● Figure content listings
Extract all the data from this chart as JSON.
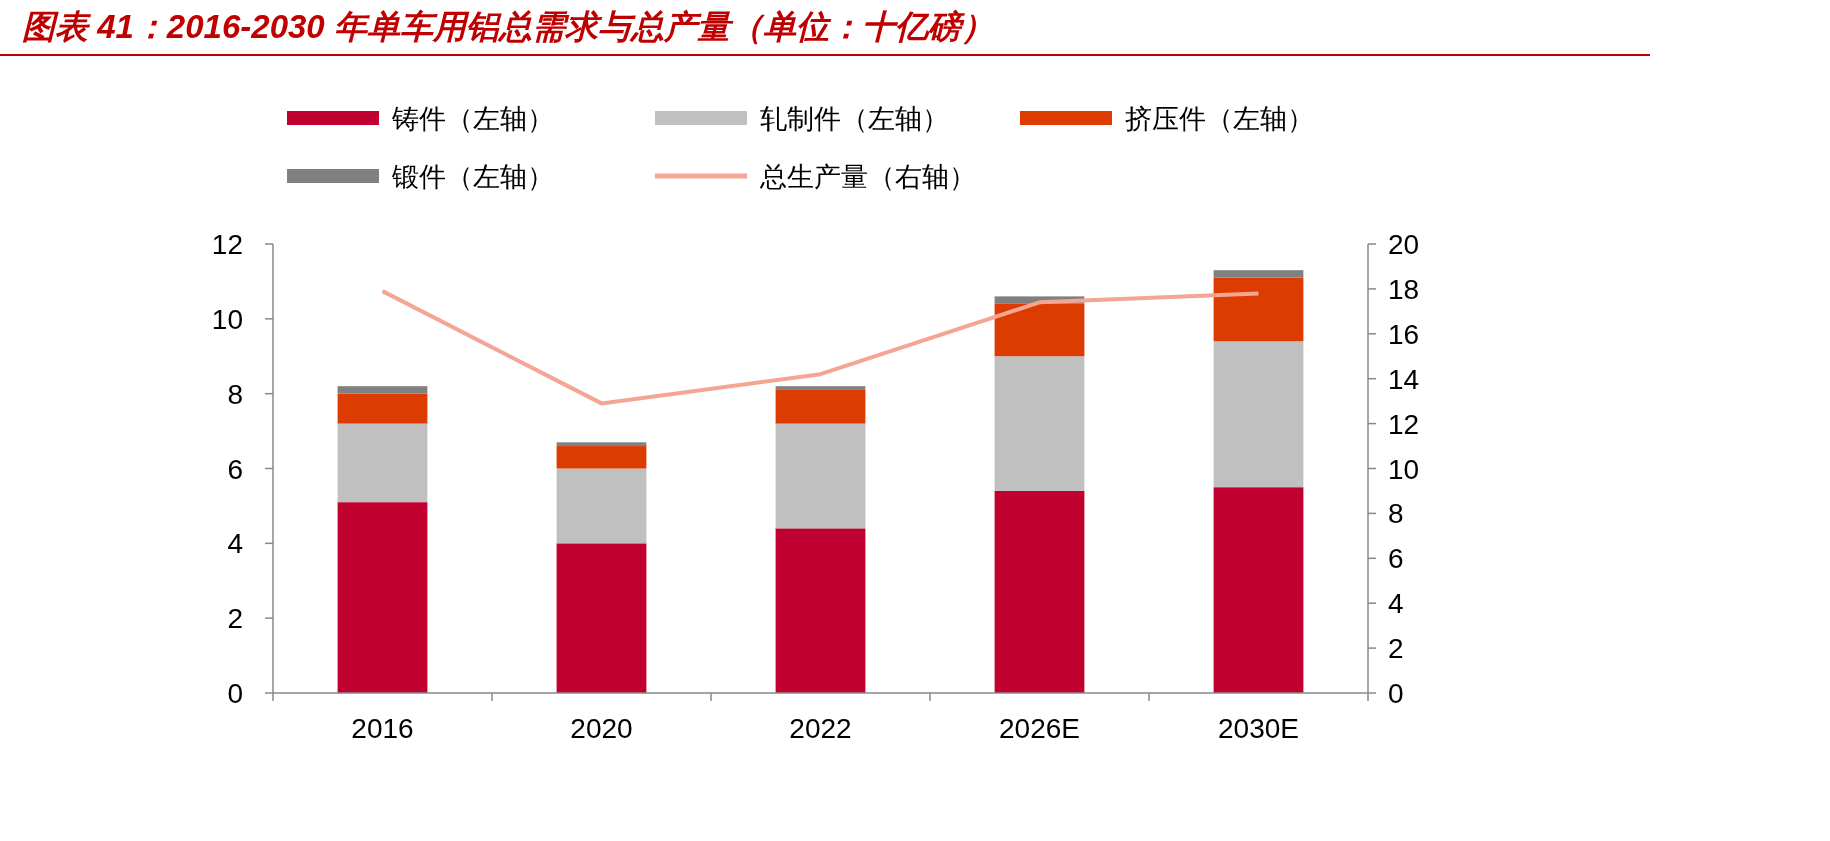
{
  "chart_data": {
    "type": "bar",
    "title": "图表 41：2016-2030 年单车用铝总需求与总产量（单位：十亿磅）",
    "categories": [
      "2016",
      "2020",
      "2022",
      "2026E",
      "2030E"
    ],
    "stacked": true,
    "legend": "top",
    "grid": false,
    "series": [
      {
        "name": "铸件（左轴）",
        "color": "#c0002f",
        "values": [
          5.1,
          4.0,
          4.4,
          5.4,
          5.5
        ]
      },
      {
        "name": "轧制件（左轴）",
        "color": "#c0c0c0",
        "values": [
          2.1,
          2.0,
          2.8,
          3.6,
          3.9
        ]
      },
      {
        "name": "挤压件（左轴）",
        "color": "#dd3c00",
        "values": [
          0.8,
          0.6,
          0.9,
          1.4,
          1.7
        ]
      },
      {
        "name": "锻件（左轴）",
        "color": "#808080",
        "values": [
          0.2,
          0.1,
          0.1,
          0.2,
          0.2
        ]
      },
      {
        "name": "总生产量（右轴）",
        "type": "line",
        "axis": "y2",
        "color": "#f4a593",
        "values": [
          17.9,
          12.9,
          14.2,
          17.4,
          17.8
        ]
      }
    ],
    "ylim": [
      0,
      12
    ],
    "yticks": [
      0,
      2,
      4,
      6,
      8,
      10,
      12
    ],
    "y2lim": [
      0,
      20
    ],
    "y2ticks": [
      0,
      2,
      4,
      6,
      8,
      10,
      12,
      14,
      16,
      18,
      20
    ]
  }
}
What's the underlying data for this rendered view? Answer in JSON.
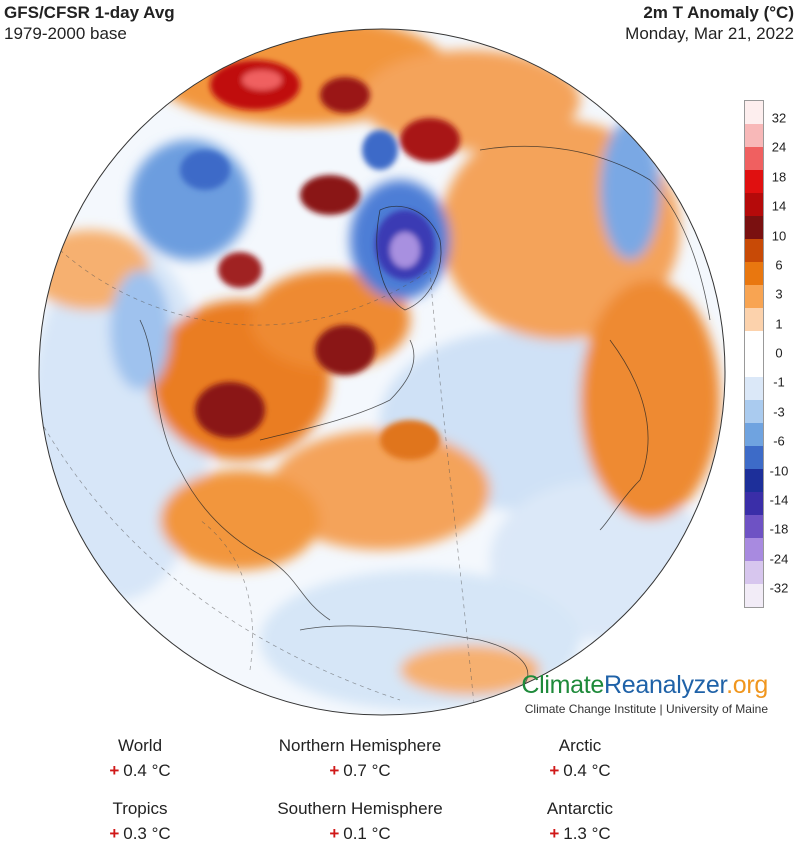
{
  "header": {
    "model_title": "GFS/CFSR 1-day Avg",
    "baseline": "1979-2000 base",
    "variable": "2m T Anomaly (°C)",
    "date": "Monday, Mar 21, 2022"
  },
  "legend": {
    "labels": [
      "32",
      "24",
      "18",
      "14",
      "10",
      "6",
      "3",
      "1",
      "0",
      "-1",
      "-3",
      "-6",
      "-10",
      "-14",
      "-18",
      "-24",
      "-32"
    ],
    "colors": [
      "#fdeeee",
      "#f8b8b8",
      "#f06060",
      "#e01010",
      "#b50a0a",
      "#7a1010",
      "#c84a06",
      "#e9770f",
      "#f8a452",
      "#fcd2ac",
      "#ffffff",
      "#ffffff",
      "#dbe8f8",
      "#aacbef",
      "#6fa3e0",
      "#3d6bc8",
      "#1d2f9a",
      "#3a2ea8",
      "#6e52c4",
      "#a88ae0",
      "#d7c6ee",
      "#f2ecf7"
    ]
  },
  "branding": {
    "name_part1": "Climate",
    "name_part2": "Reanalyzer",
    "name_part3": ".org",
    "affiliation": "Climate Change Institute | University of Maine"
  },
  "stats": [
    {
      "label": "World",
      "sign": "+",
      "value": "0.4 °C"
    },
    {
      "label": "Northern Hemisphere",
      "sign": "+",
      "value": "0.7 °C"
    },
    {
      "label": "Arctic",
      "sign": "+",
      "value": "0.4 °C"
    },
    {
      "label": "Tropics",
      "sign": "+",
      "value": "0.3 °C"
    },
    {
      "label": "Southern Hemisphere",
      "sign": "+",
      "value": "0.1 °C"
    },
    {
      "label": "Antarctic",
      "sign": "+",
      "value": "1.3 °C"
    }
  ]
}
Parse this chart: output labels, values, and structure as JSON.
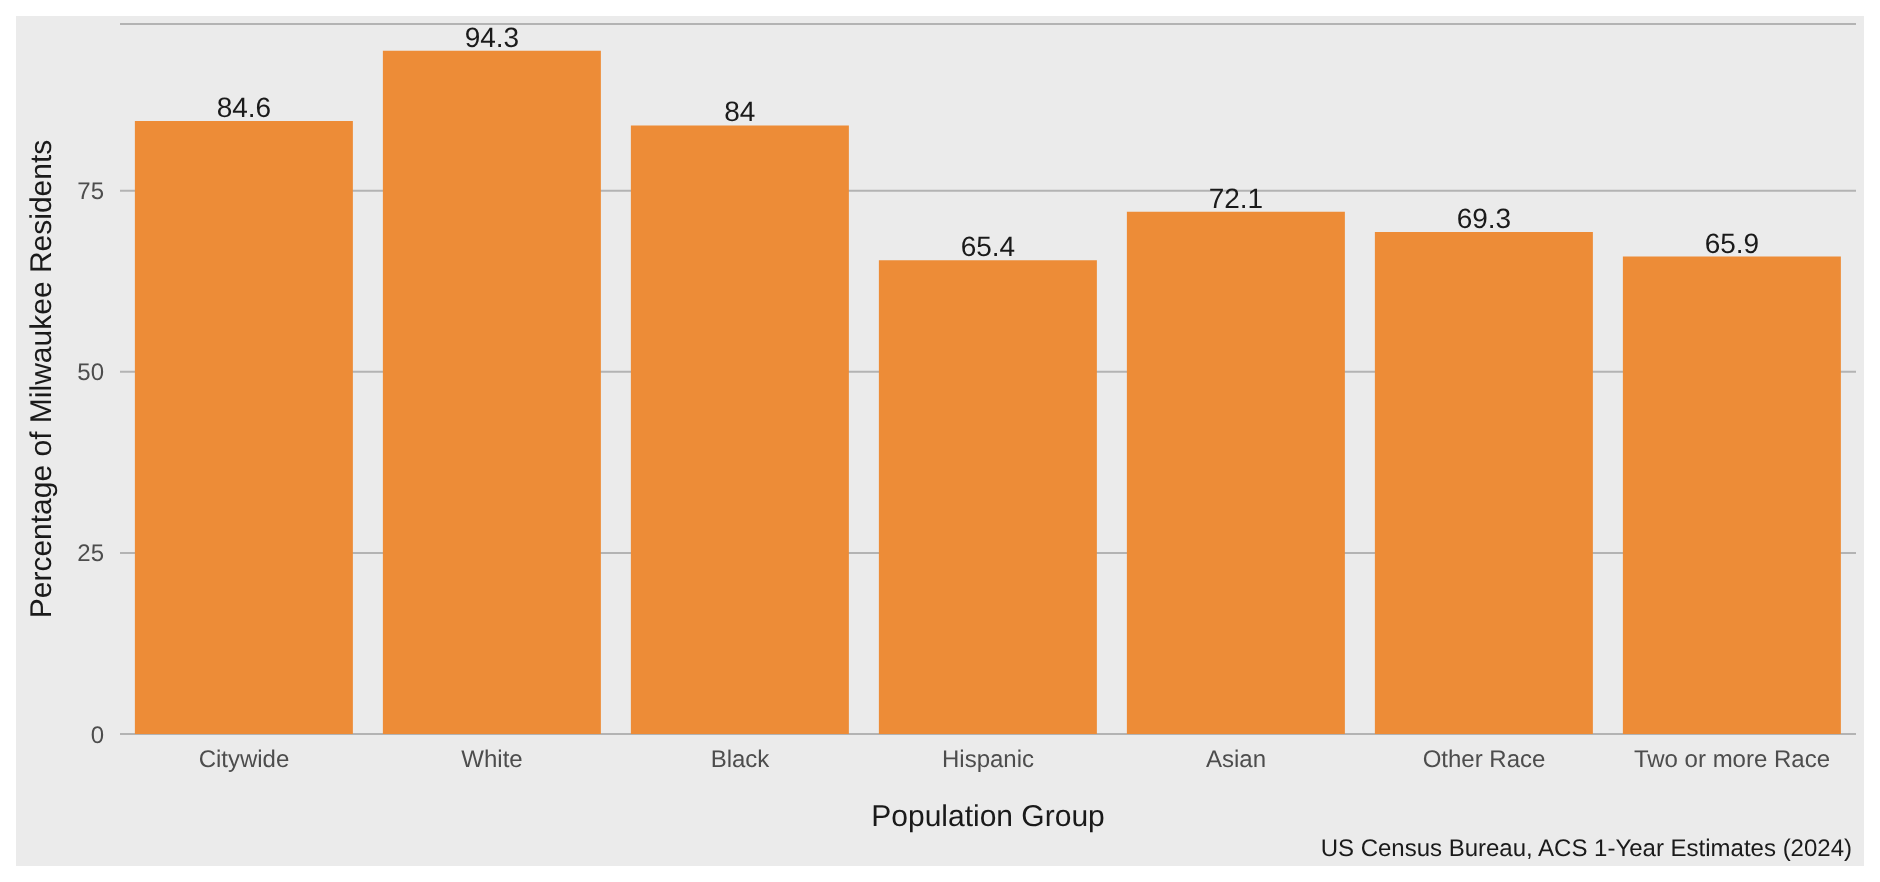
{
  "chart_data": {
    "type": "bar",
    "xlabel": "Population Group",
    "ylabel": "Percentage of Milwaukee Residents",
    "categories": [
      "Citywide",
      "White",
      "Black",
      "Hispanic",
      "Asian",
      "Other Race",
      "Two or more Race"
    ],
    "values": [
      84.6,
      94.3,
      84,
      65.4,
      72.1,
      69.3,
      65.9
    ],
    "color": "#ed8c37",
    "data_labels": true,
    "ylim": [
      0,
      98
    ],
    "yticks": [
      0,
      25,
      50,
      75
    ],
    "grid": "y",
    "annotations": [
      "US Census Bureau, ACS 1-Year Estimates (2024)"
    ]
  }
}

● Work required
Reproduce all entries without any change, and omit the pictures.

● Output below
Extract all the data from this chart as JSON.
{
  "chart_data": {
    "type": "bar",
    "title": "图表 41：2016-2030 年单车用铝总需求与总产量（单位：十亿磅）",
    "categories": [
      "2016",
      "2020",
      "2022",
      "2026E",
      "2030E"
    ],
    "stacked": true,
    "legend": "top",
    "grid": false,
    "series": [
      {
        "name": "铸件（左轴）",
        "color": "#c0002f",
        "values": [
          5.1,
          4.0,
          4.4,
          5.4,
          5.5
        ]
      },
      {
        "name": "轧制件（左轴）",
        "color": "#c0c0c0",
        "values": [
          2.1,
          2.0,
          2.8,
          3.6,
          3.9
        ]
      },
      {
        "name": "挤压件（左轴）",
        "color": "#dd3c00",
        "values": [
          0.8,
          0.6,
          0.9,
          1.4,
          1.7
        ]
      },
      {
        "name": "锻件（左轴）",
        "color": "#808080",
        "values": [
          0.2,
          0.1,
          0.1,
          0.2,
          0.2
        ]
      },
      {
        "name": "总生产量（右轴）",
        "type": "line",
        "axis": "y2",
        "color": "#f4a593",
        "values": [
          17.9,
          12.9,
          14.2,
          17.4,
          17.8
        ]
      }
    ],
    "ylim": [
      0,
      12
    ],
    "yticks": [
      0,
      2,
      4,
      6,
      8,
      10,
      12
    ],
    "y2lim": [
      0,
      20
    ],
    "y2ticks": [
      0,
      2,
      4,
      6,
      8,
      10,
      12,
      14,
      16,
      18,
      20
    ]
  }
}
What's the underlying data for this rendered view? Answer in JSON.
{
  "header": {
    "model_title": "GFS/CFSR 1-day Avg",
    "baseline": "1979-2000 base",
    "variable": "2m T Anomaly (°C)",
    "date": "Monday, Mar 21, 2022"
  },
  "legend": {
    "labels": [
      "32",
      "24",
      "18",
      "14",
      "10",
      "6",
      "3",
      "1",
      "0",
      "-1",
      "-3",
      "-6",
      "-10",
      "-14",
      "-18",
      "-24",
      "-32"
    ],
    "colors": [
      "#fdeeee",
      "#f8b8b8",
      "#f06060",
      "#e01010",
      "#b50a0a",
      "#7a1010",
      "#c84a06",
      "#e9770f",
      "#f8a452",
      "#fcd2ac",
      "#ffffff",
      "#ffffff",
      "#dbe8f8",
      "#aacbef",
      "#6fa3e0",
      "#3d6bc8",
      "#1d2f9a",
      "#3a2ea8",
      "#6e52c4",
      "#a88ae0",
      "#d7c6ee",
      "#f2ecf7"
    ]
  },
  "branding": {
    "name_part1": "Climate",
    "name_part2": "Reanalyzer",
    "name_part3": ".org",
    "affiliation": "Climate Change Institute | University of Maine"
  },
  "stats": [
    {
      "label": "World",
      "sign": "+",
      "value": "0.4 °C"
    },
    {
      "label": "Northern Hemisphere",
      "sign": "+",
      "value": "0.7 °C"
    },
    {
      "label": "Arctic",
      "sign": "+",
      "value": "0.4 °C"
    },
    {
      "label": "Tropics",
      "sign": "+",
      "value": "0.3 °C"
    },
    {
      "label": "Southern Hemisphere",
      "sign": "+",
      "value": "0.1 °C"
    },
    {
      "label": "Antarctic",
      "sign": "+",
      "value": "1.3 °C"
    }
  ]
}
Parse this chart: output labels, values, and structure as JSON.
{
  "chart_data": {
    "type": "bar",
    "xlabel": "Population Group",
    "ylabel": "Percentage of Milwaukee Residents",
    "categories": [
      "Citywide",
      "White",
      "Black",
      "Hispanic",
      "Asian",
      "Other Race",
      "Two or more Race"
    ],
    "values": [
      84.6,
      94.3,
      84,
      65.4,
      72.1,
      69.3,
      65.9
    ],
    "color": "#ed8c37",
    "data_labels": true,
    "ylim": [
      0,
      98
    ],
    "yticks": [
      0,
      25,
      50,
      75
    ],
    "grid": "y",
    "annotations": [
      "US Census Bureau, ACS 1-Year Estimates (2024)"
    ]
  }
}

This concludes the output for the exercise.